» **Data extract**:
>>
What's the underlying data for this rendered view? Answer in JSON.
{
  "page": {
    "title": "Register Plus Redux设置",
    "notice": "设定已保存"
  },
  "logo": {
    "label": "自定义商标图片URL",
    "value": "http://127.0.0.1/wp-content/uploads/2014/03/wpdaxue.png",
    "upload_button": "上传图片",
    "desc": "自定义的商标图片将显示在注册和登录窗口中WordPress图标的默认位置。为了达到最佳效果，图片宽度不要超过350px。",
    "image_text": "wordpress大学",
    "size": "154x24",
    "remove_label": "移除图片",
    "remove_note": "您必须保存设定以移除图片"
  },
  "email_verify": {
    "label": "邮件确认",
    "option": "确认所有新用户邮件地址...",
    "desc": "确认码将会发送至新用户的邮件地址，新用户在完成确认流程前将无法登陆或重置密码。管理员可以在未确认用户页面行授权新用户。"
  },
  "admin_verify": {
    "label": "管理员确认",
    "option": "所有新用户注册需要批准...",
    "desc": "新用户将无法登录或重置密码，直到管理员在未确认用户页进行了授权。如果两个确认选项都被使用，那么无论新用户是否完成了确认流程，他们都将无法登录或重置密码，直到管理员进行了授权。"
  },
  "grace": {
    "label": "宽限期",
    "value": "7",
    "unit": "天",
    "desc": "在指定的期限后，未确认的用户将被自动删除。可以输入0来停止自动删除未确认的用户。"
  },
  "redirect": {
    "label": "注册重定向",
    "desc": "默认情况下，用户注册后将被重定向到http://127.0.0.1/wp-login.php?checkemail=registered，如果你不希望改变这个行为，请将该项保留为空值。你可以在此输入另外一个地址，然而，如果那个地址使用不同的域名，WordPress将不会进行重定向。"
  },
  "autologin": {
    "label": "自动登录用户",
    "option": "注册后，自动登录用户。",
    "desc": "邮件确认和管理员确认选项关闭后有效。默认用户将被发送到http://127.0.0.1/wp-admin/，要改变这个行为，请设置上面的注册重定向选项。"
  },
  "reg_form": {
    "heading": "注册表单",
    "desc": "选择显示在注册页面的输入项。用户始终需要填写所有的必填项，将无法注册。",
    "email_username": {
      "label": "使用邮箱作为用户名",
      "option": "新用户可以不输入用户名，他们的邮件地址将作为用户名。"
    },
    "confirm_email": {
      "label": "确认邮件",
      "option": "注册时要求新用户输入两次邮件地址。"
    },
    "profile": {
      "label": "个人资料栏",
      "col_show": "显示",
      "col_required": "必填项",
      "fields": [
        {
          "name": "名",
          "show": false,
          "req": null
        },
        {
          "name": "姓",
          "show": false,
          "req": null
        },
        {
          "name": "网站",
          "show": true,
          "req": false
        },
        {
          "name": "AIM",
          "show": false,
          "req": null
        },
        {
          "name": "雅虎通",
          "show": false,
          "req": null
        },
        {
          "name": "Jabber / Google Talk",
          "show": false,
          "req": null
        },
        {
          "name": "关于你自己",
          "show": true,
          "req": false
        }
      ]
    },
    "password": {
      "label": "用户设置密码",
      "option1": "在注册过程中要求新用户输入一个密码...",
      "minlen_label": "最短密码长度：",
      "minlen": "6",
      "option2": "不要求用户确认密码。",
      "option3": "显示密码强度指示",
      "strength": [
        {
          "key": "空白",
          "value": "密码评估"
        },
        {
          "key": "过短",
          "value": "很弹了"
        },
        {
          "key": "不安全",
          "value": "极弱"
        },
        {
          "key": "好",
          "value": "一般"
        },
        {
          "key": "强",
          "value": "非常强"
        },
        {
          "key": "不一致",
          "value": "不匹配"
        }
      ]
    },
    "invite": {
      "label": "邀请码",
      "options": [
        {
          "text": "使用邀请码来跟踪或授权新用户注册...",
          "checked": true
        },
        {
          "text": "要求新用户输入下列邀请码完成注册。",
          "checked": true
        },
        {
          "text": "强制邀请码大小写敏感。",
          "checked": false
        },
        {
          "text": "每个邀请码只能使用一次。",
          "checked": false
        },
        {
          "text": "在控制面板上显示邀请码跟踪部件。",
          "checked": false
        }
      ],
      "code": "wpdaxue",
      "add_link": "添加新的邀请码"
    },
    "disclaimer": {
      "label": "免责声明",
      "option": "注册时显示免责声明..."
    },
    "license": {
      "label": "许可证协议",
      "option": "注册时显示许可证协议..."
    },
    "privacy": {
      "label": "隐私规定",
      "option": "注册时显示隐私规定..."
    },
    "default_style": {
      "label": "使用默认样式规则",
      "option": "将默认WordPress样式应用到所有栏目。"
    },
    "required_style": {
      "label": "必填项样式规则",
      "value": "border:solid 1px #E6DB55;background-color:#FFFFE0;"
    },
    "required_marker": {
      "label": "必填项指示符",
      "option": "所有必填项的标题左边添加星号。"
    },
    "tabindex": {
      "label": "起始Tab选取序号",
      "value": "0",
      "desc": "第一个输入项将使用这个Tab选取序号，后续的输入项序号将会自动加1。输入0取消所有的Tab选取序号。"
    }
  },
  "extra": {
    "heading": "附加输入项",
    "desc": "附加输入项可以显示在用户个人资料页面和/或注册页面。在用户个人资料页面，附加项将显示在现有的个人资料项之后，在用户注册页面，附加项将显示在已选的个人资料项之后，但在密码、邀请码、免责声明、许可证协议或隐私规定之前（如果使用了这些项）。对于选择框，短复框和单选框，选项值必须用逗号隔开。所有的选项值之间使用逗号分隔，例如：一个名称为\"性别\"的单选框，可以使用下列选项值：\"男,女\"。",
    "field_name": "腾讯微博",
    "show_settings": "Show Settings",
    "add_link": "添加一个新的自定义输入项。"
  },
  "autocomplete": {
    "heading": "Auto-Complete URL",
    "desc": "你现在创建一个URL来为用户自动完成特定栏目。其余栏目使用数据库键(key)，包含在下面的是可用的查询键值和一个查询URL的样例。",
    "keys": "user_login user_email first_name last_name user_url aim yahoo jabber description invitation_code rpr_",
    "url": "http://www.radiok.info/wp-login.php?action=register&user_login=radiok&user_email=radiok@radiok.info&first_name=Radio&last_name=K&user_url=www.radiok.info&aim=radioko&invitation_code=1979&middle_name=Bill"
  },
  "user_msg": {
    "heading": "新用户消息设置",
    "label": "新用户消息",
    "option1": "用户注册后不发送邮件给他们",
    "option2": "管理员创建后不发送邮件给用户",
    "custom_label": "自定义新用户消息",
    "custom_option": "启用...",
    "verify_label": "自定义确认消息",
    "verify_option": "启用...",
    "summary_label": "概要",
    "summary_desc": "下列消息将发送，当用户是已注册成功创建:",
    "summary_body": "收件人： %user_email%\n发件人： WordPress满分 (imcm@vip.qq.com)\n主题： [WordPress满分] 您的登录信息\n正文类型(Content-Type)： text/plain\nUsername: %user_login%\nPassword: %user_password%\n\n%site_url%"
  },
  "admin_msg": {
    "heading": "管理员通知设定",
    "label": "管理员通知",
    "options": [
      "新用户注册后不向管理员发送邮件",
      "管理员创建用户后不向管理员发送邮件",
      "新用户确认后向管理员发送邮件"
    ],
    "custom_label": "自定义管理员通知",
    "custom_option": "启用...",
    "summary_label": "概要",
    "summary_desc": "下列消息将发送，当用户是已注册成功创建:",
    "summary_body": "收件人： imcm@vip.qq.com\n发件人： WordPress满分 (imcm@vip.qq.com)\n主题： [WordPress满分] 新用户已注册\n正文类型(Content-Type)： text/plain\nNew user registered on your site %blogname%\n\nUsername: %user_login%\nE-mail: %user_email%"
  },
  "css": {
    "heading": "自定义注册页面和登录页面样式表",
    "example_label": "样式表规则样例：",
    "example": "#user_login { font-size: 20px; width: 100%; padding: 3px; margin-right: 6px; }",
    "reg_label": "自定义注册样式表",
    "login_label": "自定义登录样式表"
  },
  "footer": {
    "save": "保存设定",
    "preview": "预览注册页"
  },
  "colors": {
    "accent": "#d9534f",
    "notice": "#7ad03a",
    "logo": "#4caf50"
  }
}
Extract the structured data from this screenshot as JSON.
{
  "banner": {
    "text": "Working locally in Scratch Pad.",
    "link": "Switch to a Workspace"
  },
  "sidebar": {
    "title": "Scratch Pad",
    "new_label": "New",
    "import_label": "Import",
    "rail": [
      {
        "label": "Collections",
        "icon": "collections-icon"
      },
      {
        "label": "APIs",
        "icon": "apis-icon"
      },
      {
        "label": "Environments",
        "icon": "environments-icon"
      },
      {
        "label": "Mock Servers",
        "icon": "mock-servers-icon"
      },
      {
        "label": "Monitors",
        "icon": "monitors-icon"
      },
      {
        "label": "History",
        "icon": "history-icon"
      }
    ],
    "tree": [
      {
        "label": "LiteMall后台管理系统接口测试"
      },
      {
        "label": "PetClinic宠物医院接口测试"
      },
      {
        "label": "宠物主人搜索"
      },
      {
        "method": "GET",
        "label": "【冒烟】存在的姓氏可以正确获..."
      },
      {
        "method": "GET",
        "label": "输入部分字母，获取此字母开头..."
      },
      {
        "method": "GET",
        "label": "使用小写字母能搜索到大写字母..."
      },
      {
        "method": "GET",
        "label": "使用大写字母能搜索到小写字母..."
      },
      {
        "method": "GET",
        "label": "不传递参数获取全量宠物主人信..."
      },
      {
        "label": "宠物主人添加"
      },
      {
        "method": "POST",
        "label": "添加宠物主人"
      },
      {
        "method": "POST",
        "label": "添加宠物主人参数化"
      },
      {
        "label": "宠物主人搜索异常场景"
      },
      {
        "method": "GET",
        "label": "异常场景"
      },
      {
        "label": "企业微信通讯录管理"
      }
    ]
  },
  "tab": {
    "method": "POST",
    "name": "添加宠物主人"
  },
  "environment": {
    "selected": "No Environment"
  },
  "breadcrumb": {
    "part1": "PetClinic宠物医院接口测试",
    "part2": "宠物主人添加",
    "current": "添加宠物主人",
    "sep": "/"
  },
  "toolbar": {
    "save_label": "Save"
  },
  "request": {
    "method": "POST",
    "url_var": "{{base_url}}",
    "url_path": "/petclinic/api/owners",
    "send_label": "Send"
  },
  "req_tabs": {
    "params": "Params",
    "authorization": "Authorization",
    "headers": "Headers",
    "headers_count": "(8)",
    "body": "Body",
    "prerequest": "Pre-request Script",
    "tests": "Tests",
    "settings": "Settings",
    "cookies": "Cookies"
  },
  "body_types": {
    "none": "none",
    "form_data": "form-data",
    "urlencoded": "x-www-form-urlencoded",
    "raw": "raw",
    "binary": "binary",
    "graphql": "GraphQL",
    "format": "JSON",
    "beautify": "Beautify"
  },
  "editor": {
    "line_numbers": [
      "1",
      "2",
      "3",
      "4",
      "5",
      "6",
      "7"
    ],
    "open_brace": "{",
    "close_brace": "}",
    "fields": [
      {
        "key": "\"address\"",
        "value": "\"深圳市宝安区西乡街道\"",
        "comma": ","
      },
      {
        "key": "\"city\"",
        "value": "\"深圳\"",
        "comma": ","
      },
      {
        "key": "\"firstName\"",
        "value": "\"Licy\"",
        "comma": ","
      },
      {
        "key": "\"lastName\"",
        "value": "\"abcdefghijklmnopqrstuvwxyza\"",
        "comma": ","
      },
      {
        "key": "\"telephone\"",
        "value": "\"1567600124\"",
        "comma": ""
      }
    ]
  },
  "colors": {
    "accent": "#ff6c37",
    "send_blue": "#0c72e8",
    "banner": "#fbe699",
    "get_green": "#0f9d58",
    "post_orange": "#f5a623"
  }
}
<<
» **What is required**: From the listing above, find the number of lines with the word "nUsername" in them. Answer with the number only.

» **Answer to this problem**: 2